begin

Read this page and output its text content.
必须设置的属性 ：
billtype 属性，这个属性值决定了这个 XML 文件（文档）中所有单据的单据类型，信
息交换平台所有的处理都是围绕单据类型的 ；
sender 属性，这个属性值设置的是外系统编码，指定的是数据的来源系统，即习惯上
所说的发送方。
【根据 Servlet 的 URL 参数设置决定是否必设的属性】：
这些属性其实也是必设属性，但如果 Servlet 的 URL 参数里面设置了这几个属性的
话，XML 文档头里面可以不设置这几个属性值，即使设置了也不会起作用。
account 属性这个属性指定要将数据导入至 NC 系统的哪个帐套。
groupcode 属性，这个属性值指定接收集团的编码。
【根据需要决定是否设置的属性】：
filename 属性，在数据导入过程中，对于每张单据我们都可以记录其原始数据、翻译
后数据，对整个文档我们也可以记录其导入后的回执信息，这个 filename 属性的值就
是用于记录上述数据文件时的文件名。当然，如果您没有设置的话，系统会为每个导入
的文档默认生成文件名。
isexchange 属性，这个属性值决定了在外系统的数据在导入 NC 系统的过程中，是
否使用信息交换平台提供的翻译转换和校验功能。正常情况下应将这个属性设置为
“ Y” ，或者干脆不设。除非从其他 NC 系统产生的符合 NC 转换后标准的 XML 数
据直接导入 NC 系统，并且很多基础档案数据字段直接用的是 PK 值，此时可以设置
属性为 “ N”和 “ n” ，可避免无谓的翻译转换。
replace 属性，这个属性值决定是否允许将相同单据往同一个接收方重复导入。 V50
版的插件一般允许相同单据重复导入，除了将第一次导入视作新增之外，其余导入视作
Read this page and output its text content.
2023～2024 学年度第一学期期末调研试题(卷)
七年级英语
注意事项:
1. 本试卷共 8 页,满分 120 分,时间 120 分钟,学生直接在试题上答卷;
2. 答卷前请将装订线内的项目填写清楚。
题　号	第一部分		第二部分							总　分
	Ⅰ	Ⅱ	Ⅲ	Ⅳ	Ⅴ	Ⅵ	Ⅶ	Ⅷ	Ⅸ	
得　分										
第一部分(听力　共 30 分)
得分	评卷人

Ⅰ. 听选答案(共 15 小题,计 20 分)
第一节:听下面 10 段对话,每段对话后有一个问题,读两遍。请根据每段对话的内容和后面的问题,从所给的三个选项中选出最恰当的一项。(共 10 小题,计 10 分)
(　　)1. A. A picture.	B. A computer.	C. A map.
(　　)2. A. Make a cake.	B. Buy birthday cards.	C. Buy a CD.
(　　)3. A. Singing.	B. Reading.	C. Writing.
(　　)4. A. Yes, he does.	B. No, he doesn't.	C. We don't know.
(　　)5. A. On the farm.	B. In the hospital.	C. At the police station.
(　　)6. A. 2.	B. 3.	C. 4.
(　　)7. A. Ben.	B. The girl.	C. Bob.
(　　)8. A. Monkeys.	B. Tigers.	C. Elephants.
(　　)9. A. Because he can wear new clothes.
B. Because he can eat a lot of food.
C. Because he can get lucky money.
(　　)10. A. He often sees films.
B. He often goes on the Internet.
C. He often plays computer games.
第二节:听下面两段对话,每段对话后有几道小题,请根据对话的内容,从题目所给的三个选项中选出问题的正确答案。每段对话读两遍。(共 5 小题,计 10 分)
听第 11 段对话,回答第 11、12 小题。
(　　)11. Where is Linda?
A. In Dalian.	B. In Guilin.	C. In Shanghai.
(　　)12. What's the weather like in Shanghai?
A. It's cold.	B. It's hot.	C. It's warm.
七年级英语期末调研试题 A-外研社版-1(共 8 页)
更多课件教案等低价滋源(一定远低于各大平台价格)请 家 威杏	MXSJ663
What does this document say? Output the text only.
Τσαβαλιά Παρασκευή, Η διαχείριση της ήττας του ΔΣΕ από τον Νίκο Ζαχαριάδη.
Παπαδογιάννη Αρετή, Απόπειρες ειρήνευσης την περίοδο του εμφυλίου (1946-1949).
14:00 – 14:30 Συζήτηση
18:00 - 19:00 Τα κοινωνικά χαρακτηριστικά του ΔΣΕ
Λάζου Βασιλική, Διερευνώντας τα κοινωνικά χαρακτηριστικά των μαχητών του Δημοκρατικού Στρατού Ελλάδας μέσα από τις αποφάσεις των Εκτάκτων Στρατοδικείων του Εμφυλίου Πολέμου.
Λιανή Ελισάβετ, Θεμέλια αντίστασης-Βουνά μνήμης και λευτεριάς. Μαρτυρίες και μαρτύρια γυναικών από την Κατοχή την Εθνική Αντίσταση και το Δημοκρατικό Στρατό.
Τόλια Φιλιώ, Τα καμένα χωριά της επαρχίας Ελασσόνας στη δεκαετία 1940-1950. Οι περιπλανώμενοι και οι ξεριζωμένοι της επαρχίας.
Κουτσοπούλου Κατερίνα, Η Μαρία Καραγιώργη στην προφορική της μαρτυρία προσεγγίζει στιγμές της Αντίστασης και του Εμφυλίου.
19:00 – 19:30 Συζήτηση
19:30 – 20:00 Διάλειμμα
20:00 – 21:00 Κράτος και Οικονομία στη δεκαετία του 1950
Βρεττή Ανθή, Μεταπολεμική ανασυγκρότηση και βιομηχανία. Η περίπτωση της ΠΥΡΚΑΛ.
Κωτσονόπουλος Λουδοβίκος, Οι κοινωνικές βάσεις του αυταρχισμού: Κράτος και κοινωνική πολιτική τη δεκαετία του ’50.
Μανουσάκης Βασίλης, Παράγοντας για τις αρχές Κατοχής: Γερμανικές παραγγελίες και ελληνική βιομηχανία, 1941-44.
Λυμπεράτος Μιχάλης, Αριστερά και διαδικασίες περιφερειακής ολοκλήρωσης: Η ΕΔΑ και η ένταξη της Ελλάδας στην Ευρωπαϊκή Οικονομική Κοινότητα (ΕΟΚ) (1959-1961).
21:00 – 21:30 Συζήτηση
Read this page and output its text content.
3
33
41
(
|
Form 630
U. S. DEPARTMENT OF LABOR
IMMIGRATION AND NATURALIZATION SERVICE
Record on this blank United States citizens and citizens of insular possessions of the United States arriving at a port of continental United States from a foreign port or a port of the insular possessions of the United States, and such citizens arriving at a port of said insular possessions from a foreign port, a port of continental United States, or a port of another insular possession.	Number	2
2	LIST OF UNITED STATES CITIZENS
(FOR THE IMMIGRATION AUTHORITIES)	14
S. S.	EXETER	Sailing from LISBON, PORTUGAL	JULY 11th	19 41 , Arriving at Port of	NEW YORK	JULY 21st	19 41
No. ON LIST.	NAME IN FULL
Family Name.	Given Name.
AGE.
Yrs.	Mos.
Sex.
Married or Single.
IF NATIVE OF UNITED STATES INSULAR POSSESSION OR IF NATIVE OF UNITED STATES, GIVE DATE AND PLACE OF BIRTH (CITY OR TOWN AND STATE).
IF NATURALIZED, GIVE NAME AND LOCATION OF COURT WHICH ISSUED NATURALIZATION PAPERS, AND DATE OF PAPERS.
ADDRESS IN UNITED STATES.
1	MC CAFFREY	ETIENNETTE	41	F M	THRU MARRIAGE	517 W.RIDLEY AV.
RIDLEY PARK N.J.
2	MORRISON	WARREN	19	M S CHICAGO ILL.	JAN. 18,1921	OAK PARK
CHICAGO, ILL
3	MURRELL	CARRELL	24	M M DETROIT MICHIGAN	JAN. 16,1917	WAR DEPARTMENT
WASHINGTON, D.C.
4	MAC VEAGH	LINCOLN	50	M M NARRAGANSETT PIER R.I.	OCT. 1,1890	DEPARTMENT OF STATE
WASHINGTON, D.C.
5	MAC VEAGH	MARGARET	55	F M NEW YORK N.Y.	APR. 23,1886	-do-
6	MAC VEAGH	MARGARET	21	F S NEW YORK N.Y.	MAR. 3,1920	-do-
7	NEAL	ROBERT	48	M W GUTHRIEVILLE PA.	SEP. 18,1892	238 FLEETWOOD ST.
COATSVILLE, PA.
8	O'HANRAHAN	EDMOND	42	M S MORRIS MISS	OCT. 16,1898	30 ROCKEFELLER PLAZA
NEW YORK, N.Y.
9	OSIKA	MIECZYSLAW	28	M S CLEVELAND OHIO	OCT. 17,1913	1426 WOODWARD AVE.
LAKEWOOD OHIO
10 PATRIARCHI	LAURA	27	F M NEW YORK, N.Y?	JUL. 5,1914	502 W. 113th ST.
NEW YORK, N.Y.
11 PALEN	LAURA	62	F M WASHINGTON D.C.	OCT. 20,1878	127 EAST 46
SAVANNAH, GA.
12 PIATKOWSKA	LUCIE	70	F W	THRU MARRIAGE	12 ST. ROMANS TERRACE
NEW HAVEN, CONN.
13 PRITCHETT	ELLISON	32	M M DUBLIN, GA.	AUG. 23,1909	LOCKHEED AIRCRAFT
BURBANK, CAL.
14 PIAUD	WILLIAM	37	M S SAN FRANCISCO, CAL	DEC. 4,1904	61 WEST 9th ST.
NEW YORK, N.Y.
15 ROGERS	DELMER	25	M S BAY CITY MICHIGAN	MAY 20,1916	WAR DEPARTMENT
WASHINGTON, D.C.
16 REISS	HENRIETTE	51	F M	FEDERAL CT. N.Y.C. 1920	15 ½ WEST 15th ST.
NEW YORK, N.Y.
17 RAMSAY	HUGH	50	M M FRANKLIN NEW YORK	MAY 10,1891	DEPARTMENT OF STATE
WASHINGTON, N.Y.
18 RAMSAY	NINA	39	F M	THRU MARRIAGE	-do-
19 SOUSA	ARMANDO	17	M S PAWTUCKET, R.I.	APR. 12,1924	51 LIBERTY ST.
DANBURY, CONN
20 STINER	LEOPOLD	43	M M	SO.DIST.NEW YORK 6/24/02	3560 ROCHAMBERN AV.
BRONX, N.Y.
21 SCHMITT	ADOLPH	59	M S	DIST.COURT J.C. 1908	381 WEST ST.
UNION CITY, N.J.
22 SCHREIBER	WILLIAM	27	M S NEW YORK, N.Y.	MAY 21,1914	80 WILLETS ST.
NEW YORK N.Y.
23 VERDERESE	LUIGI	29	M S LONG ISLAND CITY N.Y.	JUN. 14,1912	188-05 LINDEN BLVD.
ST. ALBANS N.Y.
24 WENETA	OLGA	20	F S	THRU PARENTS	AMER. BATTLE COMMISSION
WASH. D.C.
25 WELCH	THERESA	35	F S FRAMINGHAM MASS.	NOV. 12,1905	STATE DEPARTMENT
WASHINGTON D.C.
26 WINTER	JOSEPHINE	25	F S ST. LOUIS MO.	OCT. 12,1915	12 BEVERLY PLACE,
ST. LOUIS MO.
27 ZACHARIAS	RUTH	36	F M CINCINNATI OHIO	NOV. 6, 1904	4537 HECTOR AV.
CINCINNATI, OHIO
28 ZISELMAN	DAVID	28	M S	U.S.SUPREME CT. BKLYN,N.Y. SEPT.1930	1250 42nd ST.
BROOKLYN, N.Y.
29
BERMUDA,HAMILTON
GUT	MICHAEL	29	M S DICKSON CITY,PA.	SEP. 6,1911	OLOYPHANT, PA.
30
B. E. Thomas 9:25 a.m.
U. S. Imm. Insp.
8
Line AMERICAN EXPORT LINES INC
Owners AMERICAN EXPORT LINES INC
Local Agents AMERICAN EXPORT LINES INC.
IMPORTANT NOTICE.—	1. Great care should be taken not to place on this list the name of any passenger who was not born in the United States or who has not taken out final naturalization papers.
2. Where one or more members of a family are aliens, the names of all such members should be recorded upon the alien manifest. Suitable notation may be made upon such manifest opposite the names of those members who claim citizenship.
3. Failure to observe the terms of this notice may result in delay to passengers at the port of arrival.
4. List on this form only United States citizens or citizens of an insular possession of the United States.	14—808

end

(Problem requirements)
Give the count of lines in the records that contain "Servlet", and no other text.

(Response to the task)
2